For years, legislators have allowed presidents to push the limits of executive power, bypassing Congress on issues ranging from warrantless wiretaps to health care subsidies. Lawmakers, constantly battling each other, have failed to defend what should be their exclusive power to make the nation's laws. Unexpectedly, Trump has just handed them a chance to reclaim lost ground.
Barack Obama's DACA policy was a classic example of achieving an excellent end through terrible means. It offered to protect 1 million or so young people from deportation and allow them to work legally, so long as they stayed out of trouble, finished school, and registered with the government. More than three-fourths of eligible immigrants signed up for DACA status, and by all accounts they have been a productive and law-abiding cohort. Some have been downright heroic.
The problem with DACA is that it was imposed unilaterally by Obama in 2012. He claimed he had to take "action to change the law" by executive order because Congress had failed to pass a bill (the proposed DREAM Act) that would do so legislatively. At first he insisted that DACA was only a "temporary stopgap measure." But as hundreds of thousands of so-called "Dreamers" signed up, DACA became institutionalized. Two years later, Obama tried to expand it, sheltering not only Dreamers from deportation, but their parents — a population numbering more than 4 million. When a group of states sued to block the expansion, federal courts backed them up. Obama's action was "manifestly contrary" to existing immigration law, ruled the Fifth Circuit Court of Appeals, and presidents cannot make immigration law by fiat.

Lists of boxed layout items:
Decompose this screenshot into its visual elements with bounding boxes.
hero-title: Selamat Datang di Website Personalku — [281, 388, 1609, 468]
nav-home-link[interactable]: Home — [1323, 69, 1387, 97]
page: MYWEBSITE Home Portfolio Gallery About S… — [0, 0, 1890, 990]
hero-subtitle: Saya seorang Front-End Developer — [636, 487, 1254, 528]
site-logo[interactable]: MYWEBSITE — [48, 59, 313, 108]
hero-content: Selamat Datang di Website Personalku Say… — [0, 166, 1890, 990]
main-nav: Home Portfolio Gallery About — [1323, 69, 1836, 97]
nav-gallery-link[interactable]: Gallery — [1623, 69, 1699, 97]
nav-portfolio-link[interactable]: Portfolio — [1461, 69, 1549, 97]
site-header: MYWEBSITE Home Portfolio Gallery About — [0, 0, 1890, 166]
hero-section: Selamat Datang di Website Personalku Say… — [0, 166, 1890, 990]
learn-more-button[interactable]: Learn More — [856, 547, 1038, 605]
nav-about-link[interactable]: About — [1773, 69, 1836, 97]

* **TASK DESCRIPTION**
Say whether each statement agrees with the DACA passage, answering yes or no and quoting the words that settle it: 1. Obama put DACA in place on his own in 2012. 2. Fewer than half of eligible immigrants signed up for DACA status. 3. Federal courts sided with the states that sued to block the expansion. The data here comes from a different source than the text.

* **FINAL RESULT**
1. Yes: "it was imposed unilaterally by Obama in 2012."
2. No: "More than three-fourths of eligible immigrants signed up for DACA status"
3. Yes: "federal courts backed them up."